What to produce:
Every line that contains the word "ylabel" should be copied out.

Items:
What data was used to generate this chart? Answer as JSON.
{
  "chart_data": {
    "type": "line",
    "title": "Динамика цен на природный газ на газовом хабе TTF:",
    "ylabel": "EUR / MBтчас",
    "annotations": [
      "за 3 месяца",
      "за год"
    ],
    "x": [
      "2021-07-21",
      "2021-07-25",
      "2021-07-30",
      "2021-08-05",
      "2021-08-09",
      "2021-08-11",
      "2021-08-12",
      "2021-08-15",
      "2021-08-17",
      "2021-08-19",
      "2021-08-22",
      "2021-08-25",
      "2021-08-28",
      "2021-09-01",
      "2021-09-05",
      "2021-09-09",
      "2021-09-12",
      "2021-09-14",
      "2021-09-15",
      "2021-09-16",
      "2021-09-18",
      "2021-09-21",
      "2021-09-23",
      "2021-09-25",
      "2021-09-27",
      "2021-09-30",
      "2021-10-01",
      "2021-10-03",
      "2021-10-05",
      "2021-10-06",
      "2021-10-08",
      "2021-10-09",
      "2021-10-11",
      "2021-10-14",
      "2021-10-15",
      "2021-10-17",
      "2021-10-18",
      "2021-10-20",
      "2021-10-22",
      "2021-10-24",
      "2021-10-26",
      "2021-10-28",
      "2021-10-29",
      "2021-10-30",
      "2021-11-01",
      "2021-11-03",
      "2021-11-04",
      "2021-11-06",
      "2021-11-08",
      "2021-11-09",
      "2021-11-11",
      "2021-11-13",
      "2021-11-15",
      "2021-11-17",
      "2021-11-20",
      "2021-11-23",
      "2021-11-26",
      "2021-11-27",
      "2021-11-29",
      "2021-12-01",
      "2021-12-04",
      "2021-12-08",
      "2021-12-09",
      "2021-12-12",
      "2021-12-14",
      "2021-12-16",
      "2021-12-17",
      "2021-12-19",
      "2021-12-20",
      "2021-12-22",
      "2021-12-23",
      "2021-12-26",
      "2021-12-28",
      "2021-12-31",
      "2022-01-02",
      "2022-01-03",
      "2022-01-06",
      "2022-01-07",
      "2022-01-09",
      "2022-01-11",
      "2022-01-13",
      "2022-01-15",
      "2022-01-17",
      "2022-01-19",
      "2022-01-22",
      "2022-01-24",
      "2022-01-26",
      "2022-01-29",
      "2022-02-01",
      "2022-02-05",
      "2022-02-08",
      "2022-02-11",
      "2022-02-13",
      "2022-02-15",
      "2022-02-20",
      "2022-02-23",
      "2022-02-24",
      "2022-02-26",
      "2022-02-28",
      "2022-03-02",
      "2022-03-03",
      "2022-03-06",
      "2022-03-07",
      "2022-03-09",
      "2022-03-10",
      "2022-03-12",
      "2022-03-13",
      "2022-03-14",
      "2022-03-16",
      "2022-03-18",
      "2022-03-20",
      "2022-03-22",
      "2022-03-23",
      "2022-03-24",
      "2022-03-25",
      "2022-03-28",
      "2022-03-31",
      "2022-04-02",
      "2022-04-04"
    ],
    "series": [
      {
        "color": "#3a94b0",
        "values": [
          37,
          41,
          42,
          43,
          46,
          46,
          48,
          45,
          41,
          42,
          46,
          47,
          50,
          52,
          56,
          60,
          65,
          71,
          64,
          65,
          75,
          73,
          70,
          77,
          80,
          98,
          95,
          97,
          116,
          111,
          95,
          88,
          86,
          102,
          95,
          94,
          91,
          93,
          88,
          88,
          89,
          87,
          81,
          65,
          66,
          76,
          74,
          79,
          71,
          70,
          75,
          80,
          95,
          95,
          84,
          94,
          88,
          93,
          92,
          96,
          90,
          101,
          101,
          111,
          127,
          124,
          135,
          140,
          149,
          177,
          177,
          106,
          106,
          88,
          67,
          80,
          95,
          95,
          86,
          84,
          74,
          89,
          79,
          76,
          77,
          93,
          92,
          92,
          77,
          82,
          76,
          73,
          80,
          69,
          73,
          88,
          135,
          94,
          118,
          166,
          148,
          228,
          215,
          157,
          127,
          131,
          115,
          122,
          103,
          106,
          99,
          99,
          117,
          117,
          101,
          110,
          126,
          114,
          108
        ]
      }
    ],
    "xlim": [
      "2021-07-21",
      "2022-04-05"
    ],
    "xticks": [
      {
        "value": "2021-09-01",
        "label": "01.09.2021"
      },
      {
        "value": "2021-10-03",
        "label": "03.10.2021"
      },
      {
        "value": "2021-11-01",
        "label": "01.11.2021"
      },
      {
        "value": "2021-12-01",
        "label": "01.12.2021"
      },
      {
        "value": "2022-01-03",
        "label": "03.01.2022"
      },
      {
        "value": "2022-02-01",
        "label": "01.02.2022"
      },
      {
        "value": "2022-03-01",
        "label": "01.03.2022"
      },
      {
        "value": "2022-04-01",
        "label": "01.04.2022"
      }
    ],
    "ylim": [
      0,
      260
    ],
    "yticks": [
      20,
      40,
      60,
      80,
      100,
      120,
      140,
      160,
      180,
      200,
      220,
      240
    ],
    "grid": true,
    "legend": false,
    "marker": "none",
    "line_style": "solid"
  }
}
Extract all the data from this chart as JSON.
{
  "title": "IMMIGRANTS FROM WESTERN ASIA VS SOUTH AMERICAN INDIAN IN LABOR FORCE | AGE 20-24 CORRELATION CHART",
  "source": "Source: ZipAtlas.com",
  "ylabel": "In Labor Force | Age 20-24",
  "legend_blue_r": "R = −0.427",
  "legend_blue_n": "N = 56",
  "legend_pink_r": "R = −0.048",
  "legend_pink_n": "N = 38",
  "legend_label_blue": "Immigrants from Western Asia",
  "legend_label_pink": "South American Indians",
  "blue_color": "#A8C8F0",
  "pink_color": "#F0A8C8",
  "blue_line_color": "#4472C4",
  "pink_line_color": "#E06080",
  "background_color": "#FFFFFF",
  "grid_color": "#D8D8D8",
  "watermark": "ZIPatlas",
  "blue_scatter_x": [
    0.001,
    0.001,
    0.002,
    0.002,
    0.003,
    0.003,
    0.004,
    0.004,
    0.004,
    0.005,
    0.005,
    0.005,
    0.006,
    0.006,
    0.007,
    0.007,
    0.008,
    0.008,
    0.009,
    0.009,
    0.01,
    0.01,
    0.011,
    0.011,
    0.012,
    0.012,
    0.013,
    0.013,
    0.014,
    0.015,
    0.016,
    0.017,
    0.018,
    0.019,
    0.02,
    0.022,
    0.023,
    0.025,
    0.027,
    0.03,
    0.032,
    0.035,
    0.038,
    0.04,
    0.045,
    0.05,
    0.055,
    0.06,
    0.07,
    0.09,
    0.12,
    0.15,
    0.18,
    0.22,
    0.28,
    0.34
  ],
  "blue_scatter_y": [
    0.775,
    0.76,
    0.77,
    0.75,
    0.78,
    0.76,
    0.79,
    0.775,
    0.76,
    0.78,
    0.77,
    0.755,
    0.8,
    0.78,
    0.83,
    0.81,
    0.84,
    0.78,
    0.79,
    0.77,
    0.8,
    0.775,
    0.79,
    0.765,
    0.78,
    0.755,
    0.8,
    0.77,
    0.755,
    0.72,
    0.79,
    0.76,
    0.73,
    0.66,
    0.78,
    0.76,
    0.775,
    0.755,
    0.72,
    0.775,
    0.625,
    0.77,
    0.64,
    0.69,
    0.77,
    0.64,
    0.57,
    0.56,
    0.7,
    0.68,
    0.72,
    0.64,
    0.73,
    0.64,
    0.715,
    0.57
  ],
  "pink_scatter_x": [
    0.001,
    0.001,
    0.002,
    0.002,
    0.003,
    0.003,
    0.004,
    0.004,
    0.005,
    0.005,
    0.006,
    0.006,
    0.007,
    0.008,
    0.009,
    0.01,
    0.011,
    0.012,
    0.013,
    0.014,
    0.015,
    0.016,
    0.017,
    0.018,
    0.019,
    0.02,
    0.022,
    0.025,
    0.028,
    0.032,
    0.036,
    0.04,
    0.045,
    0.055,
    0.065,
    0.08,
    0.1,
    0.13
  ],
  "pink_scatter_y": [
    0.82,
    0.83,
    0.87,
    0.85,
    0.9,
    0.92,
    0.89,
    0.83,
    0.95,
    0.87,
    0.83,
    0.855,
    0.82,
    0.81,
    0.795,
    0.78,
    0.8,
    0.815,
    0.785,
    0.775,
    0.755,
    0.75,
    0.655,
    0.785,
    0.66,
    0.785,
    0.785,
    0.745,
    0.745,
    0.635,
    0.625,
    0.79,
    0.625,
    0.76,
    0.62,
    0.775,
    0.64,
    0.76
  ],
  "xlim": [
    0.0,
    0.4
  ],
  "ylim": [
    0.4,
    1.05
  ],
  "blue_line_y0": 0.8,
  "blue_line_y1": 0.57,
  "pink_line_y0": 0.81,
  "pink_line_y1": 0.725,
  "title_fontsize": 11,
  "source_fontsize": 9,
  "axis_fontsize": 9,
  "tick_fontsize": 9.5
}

In response:
    "ylabel": "EUR / MBтчас",
  "ylabel": "In Labor Force | Age 20-24",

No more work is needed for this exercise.